Required work: Repeat each record below exactly as given.

--- Begin Data shown ---

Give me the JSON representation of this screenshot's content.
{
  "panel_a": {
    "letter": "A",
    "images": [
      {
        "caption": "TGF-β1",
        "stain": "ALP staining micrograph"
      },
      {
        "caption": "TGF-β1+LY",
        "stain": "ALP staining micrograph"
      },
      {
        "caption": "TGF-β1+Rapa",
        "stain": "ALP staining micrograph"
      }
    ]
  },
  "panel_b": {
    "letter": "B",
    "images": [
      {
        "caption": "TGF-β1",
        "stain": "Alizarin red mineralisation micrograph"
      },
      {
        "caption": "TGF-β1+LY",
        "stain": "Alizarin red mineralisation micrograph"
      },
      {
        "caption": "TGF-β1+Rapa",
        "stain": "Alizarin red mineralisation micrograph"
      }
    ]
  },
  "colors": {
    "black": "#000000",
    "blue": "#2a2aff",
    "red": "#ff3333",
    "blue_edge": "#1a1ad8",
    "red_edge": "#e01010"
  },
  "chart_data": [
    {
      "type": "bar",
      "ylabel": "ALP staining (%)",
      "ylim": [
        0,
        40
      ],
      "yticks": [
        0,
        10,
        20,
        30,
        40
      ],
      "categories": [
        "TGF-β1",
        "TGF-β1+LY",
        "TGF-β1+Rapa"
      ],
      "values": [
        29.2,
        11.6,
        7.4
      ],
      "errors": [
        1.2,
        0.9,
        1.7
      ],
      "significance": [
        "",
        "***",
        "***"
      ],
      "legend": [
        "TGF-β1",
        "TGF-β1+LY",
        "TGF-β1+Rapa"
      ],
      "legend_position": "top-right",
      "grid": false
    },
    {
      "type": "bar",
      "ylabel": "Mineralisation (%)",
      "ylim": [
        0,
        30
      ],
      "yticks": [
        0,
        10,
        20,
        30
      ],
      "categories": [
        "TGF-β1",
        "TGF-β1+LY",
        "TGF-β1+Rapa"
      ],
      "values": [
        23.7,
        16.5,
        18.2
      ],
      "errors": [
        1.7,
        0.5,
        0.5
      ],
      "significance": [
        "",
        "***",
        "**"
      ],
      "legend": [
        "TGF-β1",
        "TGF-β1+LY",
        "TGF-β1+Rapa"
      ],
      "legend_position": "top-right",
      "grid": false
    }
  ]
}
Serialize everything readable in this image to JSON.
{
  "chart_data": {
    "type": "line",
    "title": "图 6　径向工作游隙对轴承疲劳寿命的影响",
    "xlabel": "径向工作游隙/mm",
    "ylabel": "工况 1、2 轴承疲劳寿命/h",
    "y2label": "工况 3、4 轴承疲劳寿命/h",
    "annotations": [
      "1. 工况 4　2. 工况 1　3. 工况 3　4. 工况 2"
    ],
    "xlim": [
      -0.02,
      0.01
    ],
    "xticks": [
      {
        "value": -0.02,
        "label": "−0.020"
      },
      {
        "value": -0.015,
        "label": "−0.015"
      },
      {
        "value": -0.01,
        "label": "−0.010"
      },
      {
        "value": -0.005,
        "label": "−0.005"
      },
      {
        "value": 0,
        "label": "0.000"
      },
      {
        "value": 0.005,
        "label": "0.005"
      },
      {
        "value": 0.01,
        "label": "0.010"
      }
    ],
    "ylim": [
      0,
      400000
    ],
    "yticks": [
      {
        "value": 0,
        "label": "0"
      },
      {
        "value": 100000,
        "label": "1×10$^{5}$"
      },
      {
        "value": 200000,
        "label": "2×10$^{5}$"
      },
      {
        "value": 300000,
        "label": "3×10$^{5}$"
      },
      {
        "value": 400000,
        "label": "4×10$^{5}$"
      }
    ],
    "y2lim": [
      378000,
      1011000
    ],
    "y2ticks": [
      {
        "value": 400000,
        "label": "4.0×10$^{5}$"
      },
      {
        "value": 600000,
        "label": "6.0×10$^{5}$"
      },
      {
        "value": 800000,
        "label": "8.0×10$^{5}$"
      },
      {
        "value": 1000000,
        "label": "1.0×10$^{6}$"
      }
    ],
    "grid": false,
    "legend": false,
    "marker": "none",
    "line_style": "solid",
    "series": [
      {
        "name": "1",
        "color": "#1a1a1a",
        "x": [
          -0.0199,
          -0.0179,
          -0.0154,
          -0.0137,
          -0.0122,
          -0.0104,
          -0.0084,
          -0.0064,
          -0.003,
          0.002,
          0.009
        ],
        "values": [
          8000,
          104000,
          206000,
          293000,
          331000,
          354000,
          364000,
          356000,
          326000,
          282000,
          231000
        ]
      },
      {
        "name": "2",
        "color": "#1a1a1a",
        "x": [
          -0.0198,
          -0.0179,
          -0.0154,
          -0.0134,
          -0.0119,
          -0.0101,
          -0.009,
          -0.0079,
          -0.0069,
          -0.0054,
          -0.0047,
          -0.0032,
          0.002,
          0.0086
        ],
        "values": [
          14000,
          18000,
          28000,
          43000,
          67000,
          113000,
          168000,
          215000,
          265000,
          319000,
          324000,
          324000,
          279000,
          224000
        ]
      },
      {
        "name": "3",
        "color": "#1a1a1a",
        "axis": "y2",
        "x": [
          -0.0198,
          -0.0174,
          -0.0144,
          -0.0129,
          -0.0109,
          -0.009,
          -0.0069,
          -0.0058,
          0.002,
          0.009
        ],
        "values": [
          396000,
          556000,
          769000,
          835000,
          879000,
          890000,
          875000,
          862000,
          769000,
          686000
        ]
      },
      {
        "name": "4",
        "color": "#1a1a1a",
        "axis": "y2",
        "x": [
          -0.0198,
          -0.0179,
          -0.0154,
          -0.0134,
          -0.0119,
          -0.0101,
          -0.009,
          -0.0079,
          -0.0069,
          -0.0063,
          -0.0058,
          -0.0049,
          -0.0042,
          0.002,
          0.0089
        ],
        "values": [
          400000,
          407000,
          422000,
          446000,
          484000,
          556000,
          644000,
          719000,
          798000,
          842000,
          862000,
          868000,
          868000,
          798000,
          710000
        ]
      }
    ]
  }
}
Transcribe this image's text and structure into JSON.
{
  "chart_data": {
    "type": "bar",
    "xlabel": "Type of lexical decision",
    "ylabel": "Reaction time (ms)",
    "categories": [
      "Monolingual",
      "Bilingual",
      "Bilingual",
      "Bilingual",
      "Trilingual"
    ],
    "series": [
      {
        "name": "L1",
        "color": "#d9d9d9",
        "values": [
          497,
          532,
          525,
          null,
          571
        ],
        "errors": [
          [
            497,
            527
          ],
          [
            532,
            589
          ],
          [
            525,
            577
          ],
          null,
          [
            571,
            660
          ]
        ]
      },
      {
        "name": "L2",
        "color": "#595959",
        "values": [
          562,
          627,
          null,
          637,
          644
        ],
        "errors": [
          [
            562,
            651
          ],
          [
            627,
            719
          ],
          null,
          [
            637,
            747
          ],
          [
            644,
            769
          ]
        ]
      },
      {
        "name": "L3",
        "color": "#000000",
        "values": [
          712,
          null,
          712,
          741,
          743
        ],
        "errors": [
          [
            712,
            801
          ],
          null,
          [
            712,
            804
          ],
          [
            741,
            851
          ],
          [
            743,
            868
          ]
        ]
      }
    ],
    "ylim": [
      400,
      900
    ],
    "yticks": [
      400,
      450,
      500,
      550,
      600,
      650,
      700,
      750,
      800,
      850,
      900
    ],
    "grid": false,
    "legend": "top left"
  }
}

--- End Data shown ---

Finished task:
Give me the JSON representation of this screenshot's content.
{
  "panel_a": {
    "letter": "A",
    "images": [
      {
        "caption": "TGF-β1",
        "stain": "ALP staining micrograph"
      },
      {
        "caption": "TGF-β1+LY",
        "stain": "ALP staining micrograph"
      },
      {
        "caption": "TGF-β1+Rapa",
        "stain": "ALP staining micrograph"
      }
    ]
  },
  "panel_b": {
    "letter": "B",
    "images": [
      {
        "caption": "TGF-β1",
        "stain": "Alizarin red mineralisation micrograph"
      },
      {
        "caption": "TGF-β1+LY",
        "stain": "Alizarin red mineralisation micrograph"
      },
      {
        "caption": "TGF-β1+Rapa",
        "stain": "Alizarin red mineralisation micrograph"
      }
    ]
  },
  "colors": {
    "black": "#000000",
    "blue": "#2a2aff",
    "red": "#ff3333",
    "blue_edge": "#1a1ad8",
    "red_edge": "#e01010"
  },
  "chart_data": [
    {
      "type": "bar",
      "ylabel": "ALP staining (%)",
      "ylim": [
        0,
        40
      ],
      "yticks": [
        0,
        10,
        20,
        30,
        40
      ],
      "categories": [
        "TGF-β1",
        "TGF-β1+LY",
        "TGF-β1+Rapa"
      ],
      "values": [
        29.2,
        11.6,
        7.4
      ],
      "errors": [
        1.2,
        0.9,
        1.7
      ],
      "significance": [
        "",
        "***",
        "***"
      ],
      "legend": [
        "TGF-β1",
        "TGF-β1+LY",
        "TGF-β1+Rapa"
      ],
      "legend_position": "top-right",
      "grid": false
    },
    {
      "type": "bar",
      "ylabel": "Mineralisation (%)",
      "ylim": [
        0,
        30
      ],
      "yticks": [
        0,
        10,
        20,
        30
      ],
      "categories": [
        "TGF-β1",
        "TGF-β1+LY",
        "TGF-β1+Rapa"
      ],
      "values": [
        23.7,
        16.5,
        18.2
      ],
      "errors": [
        1.7,
        0.5,
        0.5
      ],
      "significance": [
        "",
        "***",
        "**"
      ],
      "legend": [
        "TGF-β1",
        "TGF-β1+LY",
        "TGF-β1+Rapa"
      ],
      "legend_position": "top-right",
      "grid": false
    }
  ]
}
Serialize everything readable in this image to JSON.
{
  "chart_data": {
    "type": "line",
    "title": "图 6　径向工作游隙对轴承疲劳寿命的影响",
    "xlabel": "径向工作游隙/mm",
    "ylabel": "工况 1、2 轴承疲劳寿命/h",
    "y2label": "工况 3、4 轴承疲劳寿命/h",
    "annotations": [
      "1. 工况 4　2. 工况 1　3. 工况 3　4. 工况 2"
    ],
    "xlim": [
      -0.02,
      0.01
    ],
    "xticks": [
      {
        "value": -0.02,
        "label": "−0.020"
      },
      {
        "value": -0.015,
        "label": "−0.015"
      },
      {
        "value": -0.01,
        "label": "−0.010"
      },
      {
        "value": -0.005,
        "label": "−0.005"
      },
      {
        "value": 0,
        "label": "0.000"
      },
      {
        "value": 0.005,
        "label": "0.005"
      },
      {
        "value": 0.01,
        "label": "0.010"
      }
    ],
    "ylim": [
      0,
      400000
    ],
    "yticks": [
      {
        "value": 0,
        "label": "0"
      },
      {
        "value": 100000,
        "label": "1×10$^{5}$"
      },
      {
        "value": 200000,
        "label": "2×10$^{5}$"
      },
      {
        "value": 300000,
        "label": "3×10$^{5}$"
      },
      {
        "value": 400000,
        "label": "4×10$^{5}$"
      }
    ],
    "y2lim": [
      378000,
      1011000
    ],
    "y2ticks": [
      {
        "value": 400000,
        "label": "4.0×10$^{5}$"
      },
      {
        "value": 600000,
        "label": "6.0×10$^{5}$"
      },
      {
        "value": 800000,
        "label": "8.0×10$^{5}$"
      },
      {
        "value": 1000000,
        "label": "1.0×10$^{6}$"
      }
    ],
    "grid": false,
    "legend": false,
    "marker": "none",
    "line_style": "solid",
    "series": [
      {
        "name": "1",
        "color": "#1a1a1a",
        "x": [
          -0.0199,
          -0.0179,
          -0.0154,
          -0.0137,
          -0.0122,
          -0.0104,
          -0.0084,
          -0.0064,
          -0.003,
          0.002,
          0.009
        ],
        "values": [
          8000,
          104000,
          206000,
          293000,
          331000,
          354000,
          364000,
          356000,
          326000,
          282000,
          231000
        ]
      },
      {
        "name": "2",
        "color": "#1a1a1a",
        "x": [
          -0.0198,
          -0.0179,
          -0.0154,
          -0.0134,
          -0.0119,
          -0.0101,
          -0.009,
          -0.0079,
          -0.0069,
          -0.0054,
          -0.0047,
          -0.0032,
          0.002,
          0.0086
        ],
        "values": [
          14000,
          18000,
          28000,
          43000,
          67000,
          113000,
          168000,
          215000,
          265000,
          319000,
          324000,
          324000,
          279000,
          224000
        ]
      },
      {
        "name": "3",
        "color": "#1a1a1a",
        "axis": "y2",
        "x": [
          -0.0198,
          -0.0174,
          -0.0144,
          -0.0129,
          -0.0109,
          -0.009,
          -0.0069,
          -0.0058,
          0.002,
          0.009
        ],
        "values": [
          396000,
          556000,
          769000,
          835000,
          879000,
          890000,
          875000,
          862000,
          769000,
          686000
        ]
      },
      {
        "name": "4",
        "color": "#1a1a1a",
        "axis": "y2",
        "x": [
          -0.0198,
          -0.0179,
          -0.0154,
          -0.0134,
          -0.0119,
          -0.0101,
          -0.009,
          -0.0079,
          -0.0069,
          -0.0063,
          -0.0058,
          -0.0049,
          -0.0042,
          0.002,
          0.0089
        ],
        "values": [
          400000,
          407000,
          422000,
          446000,
          484000,
          556000,
          644000,
          719000,
          798000,
          842000,
          862000,
          868000,
          868000,
          798000,
          710000
        ]
      }
    ]
  }
}
Transcribe this image's text and structure into JSON.
{
  "chart_data": {
    "type": "bar",
    "xlabel": "Type of lexical decision",
    "ylabel": "Reaction time (ms)",
    "categories": [
      "Monolingual",
      "Bilingual",
      "Bilingual",
      "Bilingual",
      "Trilingual"
    ],
    "series": [
      {
        "name": "L1",
        "color": "#d9d9d9",
        "values": [
          497,
          532,
          525,
          null,
          571
        ],
        "errors": [
          [
            497,
            527
          ],
          [
            532,
            589
          ],
          [
            525,
            577
          ],
          null,
          [
            571,
            660
          ]
        ]
      },
      {
        "name": "L2",
        "color": "#595959",
        "values": [
          562,
          627,
          null,
          637,
          644
        ],
        "errors": [
          [
            562,
            651
          ],
          [
            627,
            719
          ],
          null,
          [
            637,
            747
          ],
          [
            644,
            769
          ]
        ]
      },
      {
        "name": "L3",
        "color": "#000000",
        "values": [
          712,
          null,
          712,
          741,
          743
        ],
        "errors": [
          [
            712,
            801
          ],
          null,
          [
            712,
            804
          ],
          [
            741,
            851
          ],
          [
            743,
            868
          ]
        ]
      }
    ],
    "ylim": [
      400,
      900
    ],
    "yticks": [
      400,
      450,
      500,
      550,
      600,
      650,
      700,
      750,
      800,
      850,
      900
    ],
    "grid": false,
    "legend": "top left"
  }
}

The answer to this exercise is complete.